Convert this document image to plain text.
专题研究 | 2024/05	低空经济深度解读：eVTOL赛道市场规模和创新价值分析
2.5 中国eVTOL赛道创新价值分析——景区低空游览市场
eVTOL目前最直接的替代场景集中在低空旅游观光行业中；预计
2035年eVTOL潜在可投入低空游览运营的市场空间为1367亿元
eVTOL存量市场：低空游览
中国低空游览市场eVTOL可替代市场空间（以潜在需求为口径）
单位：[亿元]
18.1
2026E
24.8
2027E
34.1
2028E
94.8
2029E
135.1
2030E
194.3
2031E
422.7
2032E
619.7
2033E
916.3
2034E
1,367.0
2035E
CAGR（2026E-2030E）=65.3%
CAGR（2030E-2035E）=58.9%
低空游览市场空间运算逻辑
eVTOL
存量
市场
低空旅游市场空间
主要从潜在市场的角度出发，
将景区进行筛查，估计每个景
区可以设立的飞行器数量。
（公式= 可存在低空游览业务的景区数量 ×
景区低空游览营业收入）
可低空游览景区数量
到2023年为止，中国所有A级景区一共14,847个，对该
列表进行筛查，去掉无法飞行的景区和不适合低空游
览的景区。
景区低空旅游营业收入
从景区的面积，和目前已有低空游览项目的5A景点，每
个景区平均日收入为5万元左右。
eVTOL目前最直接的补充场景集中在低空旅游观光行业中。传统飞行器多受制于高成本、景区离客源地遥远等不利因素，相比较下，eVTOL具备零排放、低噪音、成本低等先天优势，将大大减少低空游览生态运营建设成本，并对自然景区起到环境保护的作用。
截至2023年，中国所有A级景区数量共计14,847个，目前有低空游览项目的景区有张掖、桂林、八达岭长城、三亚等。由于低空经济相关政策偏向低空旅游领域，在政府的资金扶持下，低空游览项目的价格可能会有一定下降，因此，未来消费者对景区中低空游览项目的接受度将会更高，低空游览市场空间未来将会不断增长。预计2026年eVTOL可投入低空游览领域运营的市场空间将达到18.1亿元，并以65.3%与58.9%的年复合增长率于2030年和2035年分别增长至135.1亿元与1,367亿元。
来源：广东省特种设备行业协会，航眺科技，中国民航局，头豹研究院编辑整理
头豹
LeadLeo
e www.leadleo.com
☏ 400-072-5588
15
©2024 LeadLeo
################
*TASK DIRECTIONS:* Your task is to repeat every line exactly.

*ANSWER TO THIS EXERCISE:*
Convert this document image to plain text.
专题研究 | 2024/05	低空经济深度解读：eVTOL赛道市场规模和创新价值分析
2.5 中国eVTOL赛道创新价值分析——景区低空游览市场
eVTOL目前最直接的替代场景集中在低空旅游观光行业中；预计
2035年eVTOL潜在可投入低空游览运营的市场空间为1367亿元
eVTOL存量市场：低空游览
中国低空游览市场eVTOL可替代市场空间（以潜在需求为口径）
单位：[亿元]
18.1
2026E
24.8
2027E
34.1
2028E
94.8
2029E
135.1
2030E
194.3
2031E
422.7
2032E
619.7
2033E
916.3
2034E
1,367.0
2035E
CAGR（2026E-2030E）=65.3%
CAGR（2030E-2035E）=58.9%
低空游览市场空间运算逻辑
eVTOL
存量
市场
低空旅游市场空间
主要从潜在市场的角度出发，
将景区进行筛查，估计每个景
区可以设立的飞行器数量。
（公式= 可存在低空游览业务的景区数量 ×
景区低空游览营业收入）
可低空游览景区数量
到2023年为止，中国所有A级景区一共14,847个，对该
列表进行筛查，去掉无法飞行的景区和不适合低空游
览的景区。
景区低空旅游营业收入
从景区的面积，和目前已有低空游览项目的5A景点，每
个景区平均日收入为5万元左右。
eVTOL目前最直接的补充场景集中在低空旅游观光行业中。传统飞行器多受制于高成本、景区离客源地遥远等不利因素，相比较下，eVTOL具备零排放、低噪音、成本低等先天优势，将大大减少低空游览生态运营建设成本，并对自然景区起到环境保护的作用。
截至2023年，中国所有A级景区数量共计14,847个，目前有低空游览项目的景区有张掖、桂林、八达岭长城、三亚等。由于低空经济相关政策偏向低空旅游领域，在政府的资金扶持下，低空游览项目的价格可能会有一定下降，因此，未来消费者对景区中低空游览项目的接受度将会更高，低空游览市场空间未来将会不断增长。预计2026年eVTOL可投入低空游览领域运营的市场空间将达到18.1亿元，并以65.3%与58.9%的年复合增长率于2030年和2035年分别增长至135.1亿元与1,367亿元。
来源：广东省特种设备行业协会，航眺科技，中国民航局，头豹研究院编辑整理
头豹
LeadLeo
e www.leadleo.com
☏ 400-072-5588
15
©2024 LeadLeo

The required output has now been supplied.